--- Work to complete ---
Copy out each line of the material below with no changes.

--- Entries supplied ---
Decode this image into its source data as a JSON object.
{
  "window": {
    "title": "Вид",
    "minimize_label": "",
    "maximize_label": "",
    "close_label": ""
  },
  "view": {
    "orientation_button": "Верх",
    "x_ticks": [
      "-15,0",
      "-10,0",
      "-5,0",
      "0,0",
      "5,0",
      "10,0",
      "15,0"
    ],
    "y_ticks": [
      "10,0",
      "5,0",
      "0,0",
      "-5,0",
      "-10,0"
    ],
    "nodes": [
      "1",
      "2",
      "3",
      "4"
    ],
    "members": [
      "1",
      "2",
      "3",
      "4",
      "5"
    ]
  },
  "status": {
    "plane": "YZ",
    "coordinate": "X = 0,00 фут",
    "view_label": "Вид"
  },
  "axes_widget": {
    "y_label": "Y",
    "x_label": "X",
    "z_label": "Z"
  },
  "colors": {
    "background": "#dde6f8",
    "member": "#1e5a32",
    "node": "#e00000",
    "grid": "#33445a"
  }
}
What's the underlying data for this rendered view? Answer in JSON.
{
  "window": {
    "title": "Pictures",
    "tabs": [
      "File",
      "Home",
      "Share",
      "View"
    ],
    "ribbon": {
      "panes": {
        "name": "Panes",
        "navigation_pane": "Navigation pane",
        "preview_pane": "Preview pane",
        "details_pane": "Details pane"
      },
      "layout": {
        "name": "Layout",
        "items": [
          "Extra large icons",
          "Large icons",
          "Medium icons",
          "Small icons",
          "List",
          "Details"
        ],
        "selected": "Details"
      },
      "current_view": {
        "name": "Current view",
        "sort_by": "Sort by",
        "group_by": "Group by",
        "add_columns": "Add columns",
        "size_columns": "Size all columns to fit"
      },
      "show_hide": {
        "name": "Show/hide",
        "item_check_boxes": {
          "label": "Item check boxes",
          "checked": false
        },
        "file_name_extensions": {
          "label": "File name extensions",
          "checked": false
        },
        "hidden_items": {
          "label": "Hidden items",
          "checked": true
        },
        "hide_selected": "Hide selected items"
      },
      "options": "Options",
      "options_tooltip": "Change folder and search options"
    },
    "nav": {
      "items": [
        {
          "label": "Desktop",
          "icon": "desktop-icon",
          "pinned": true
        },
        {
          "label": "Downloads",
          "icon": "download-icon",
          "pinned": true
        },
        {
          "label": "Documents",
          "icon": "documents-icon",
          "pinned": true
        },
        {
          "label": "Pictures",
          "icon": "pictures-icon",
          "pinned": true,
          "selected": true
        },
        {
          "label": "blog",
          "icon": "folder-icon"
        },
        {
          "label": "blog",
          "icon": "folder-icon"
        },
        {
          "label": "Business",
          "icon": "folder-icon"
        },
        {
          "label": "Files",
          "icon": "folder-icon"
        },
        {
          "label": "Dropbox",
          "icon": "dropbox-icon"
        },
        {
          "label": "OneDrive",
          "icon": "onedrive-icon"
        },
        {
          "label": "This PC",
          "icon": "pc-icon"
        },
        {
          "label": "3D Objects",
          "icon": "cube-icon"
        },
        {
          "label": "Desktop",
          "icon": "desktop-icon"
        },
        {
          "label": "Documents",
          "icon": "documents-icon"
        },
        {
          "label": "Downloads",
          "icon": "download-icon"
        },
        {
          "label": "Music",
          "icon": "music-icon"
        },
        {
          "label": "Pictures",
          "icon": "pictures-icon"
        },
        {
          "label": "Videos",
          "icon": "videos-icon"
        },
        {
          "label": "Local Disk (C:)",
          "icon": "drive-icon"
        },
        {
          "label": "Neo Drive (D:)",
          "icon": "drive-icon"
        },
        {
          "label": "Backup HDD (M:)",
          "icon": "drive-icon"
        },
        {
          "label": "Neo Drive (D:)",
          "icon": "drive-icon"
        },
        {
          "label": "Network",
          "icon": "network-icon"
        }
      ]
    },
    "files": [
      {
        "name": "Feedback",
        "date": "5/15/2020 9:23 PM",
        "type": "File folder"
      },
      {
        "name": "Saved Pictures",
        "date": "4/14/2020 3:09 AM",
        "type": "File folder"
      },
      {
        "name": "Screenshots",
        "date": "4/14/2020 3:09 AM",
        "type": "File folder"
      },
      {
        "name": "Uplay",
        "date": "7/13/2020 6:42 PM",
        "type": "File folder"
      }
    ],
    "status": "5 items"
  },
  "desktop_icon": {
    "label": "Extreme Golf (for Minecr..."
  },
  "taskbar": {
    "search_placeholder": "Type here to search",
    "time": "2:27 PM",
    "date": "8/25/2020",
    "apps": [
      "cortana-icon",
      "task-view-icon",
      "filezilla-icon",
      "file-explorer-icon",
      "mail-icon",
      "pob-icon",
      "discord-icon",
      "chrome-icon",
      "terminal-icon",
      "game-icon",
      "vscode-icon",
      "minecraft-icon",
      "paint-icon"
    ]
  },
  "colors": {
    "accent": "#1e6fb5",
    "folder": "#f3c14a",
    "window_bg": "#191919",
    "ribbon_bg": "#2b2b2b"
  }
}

--- Correct response ---
Decode this image into its source data as a JSON object.
{
  "window": {
    "title": "Вид",
    "minimize_label": "",
    "maximize_label": "",
    "close_label": ""
  },
  "view": {
    "orientation_button": "Верх",
    "x_ticks": [
      "-15,0",
      "-10,0",
      "-5,0",
      "0,0",
      "5,0",
      "10,0",
      "15,0"
    ],
    "y_ticks": [
      "10,0",
      "5,0",
      "0,0",
      "-5,0",
      "-10,0"
    ],
    "nodes": [
      "1",
      "2",
      "3",
      "4"
    ],
    "members": [
      "1",
      "2",
      "3",
      "4",
      "5"
    ]
  },
  "status": {
    "plane": "YZ",
    "coordinate": "X = 0,00 фут",
    "view_label": "Вид"
  },
  "axes_widget": {
    "y_label": "Y",
    "x_label": "X",
    "z_label": "Z"
  },
  "colors": {
    "background": "#dde6f8",
    "member": "#1e5a32",
    "node": "#e00000",
    "grid": "#33445a"
  }
}
What's the underlying data for this rendered view? Answer in JSON.
{
  "window": {
    "title": "Pictures",
    "tabs": [
      "File",
      "Home",
      "Share",
      "View"
    ],
    "ribbon": {
      "panes": {
        "name": "Panes",
        "navigation_pane": "Navigation pane",
        "preview_pane": "Preview pane",
        "details_pane": "Details pane"
      },
      "layout": {
        "name": "Layout",
        "items": [
          "Extra large icons",
          "Large icons",
          "Medium icons",
          "Small icons",
          "List",
          "Details"
        ],
        "selected": "Details"
      },
      "current_view": {
        "name": "Current view",
        "sort_by": "Sort by",
        "group_by": "Group by",
        "add_columns": "Add columns",
        "size_columns": "Size all columns to fit"
      },
      "show_hide": {
        "name": "Show/hide",
        "item_check_boxes": {
          "label": "Item check boxes",
          "checked": false
        },
        "file_name_extensions": {
          "label": "File name extensions",
          "checked": false
        },
        "hidden_items": {
          "label": "Hidden items",
          "checked": true
        },
        "hide_selected": "Hide selected items"
      },
      "options": "Options",
      "options_tooltip": "Change folder and search options"
    },
    "nav": {
      "items": [
        {
          "label": "Desktop",
          "icon": "desktop-icon",
          "pinned": true
        },
        {
          "label": "Downloads",
          "icon": "download-icon",
          "pinned": true
        },
        {
          "label": "Documents",
          "icon": "documents-icon",
          "pinned": true
        },
        {
          "label": "Pictures",
          "icon": "pictures-icon",
          "pinned": true,
          "selected": true
        },
        {
          "label": "blog",
          "icon": "folder-icon"
        },
        {
          "label": "blog",
          "icon": "folder-icon"
        },
        {
          "label": "Business",
          "icon": "folder-icon"
        },
        {
          "label": "Files",
          "icon": "folder-icon"
        },
        {
          "label": "Dropbox",
          "icon": "dropbox-icon"
        },
        {
          "label": "OneDrive",
          "icon": "onedrive-icon"
        },
        {
          "label": "This PC",
          "icon": "pc-icon"
        },
        {
          "label": "3D Objects",
          "icon": "cube-icon"
        },
        {
          "label": "Desktop",
          "icon": "desktop-icon"
        },
        {
          "label": "Documents",
          "icon": "documents-icon"
        },
        {
          "label": "Downloads",
          "icon": "download-icon"
        },
        {
          "label": "Music",
          "icon": "music-icon"
        },
        {
          "label": "Pictures",
          "icon": "pictures-icon"
        },
        {
          "label": "Videos",
          "icon": "videos-icon"
        },
        {
          "label": "Local Disk (C:)",
          "icon": "drive-icon"
        },
        {
          "label": "Neo Drive (D:)",
          "icon": "drive-icon"
        },
        {
          "label": "Backup HDD (M:)",
          "icon": "drive-icon"
        },
        {
          "label": "Neo Drive (D:)",
          "icon": "drive-icon"
        },
        {
          "label": "Network",
          "icon": "network-icon"
        }
      ]
    },
    "files": [
      {
        "name": "Feedback",
        "date": "5/15/2020 9:23 PM",
        "type": "File folder"
      },
      {
        "name": "Saved Pictures",
        "date": "4/14/2020 3:09 AM",
        "type": "File folder"
      },
      {
        "name": "Screenshots",
        "date": "4/14/2020 3:09 AM",
        "type": "File folder"
      },
      {
        "name": "Uplay",
        "date": "7/13/2020 6:42 PM",
        "type": "File folder"
      }
    ],
    "status": "5 items"
  },
  "desktop_icon": {
    "label": "Extreme Golf (for Minecr..."
  },
  "taskbar": {
    "search_placeholder": "Type here to search",
    "time": "2:27 PM",
    "date": "8/25/2020",
    "apps": [
      "cortana-icon",
      "task-view-icon",
      "filezilla-icon",
      "file-explorer-icon",
      "mail-icon",
      "pob-icon",
      "discord-icon",
      "chrome-icon",
      "terminal-icon",
      "game-icon",
      "vscode-icon",
      "minecraft-icon",
      "paint-icon"
    ]
  },
  "colors": {
    "accent": "#1e6fb5",
    "folder": "#f3c14a",
    "window_bg": "#191919",
    "ribbon_bg": "#2b2b2b"
  }
}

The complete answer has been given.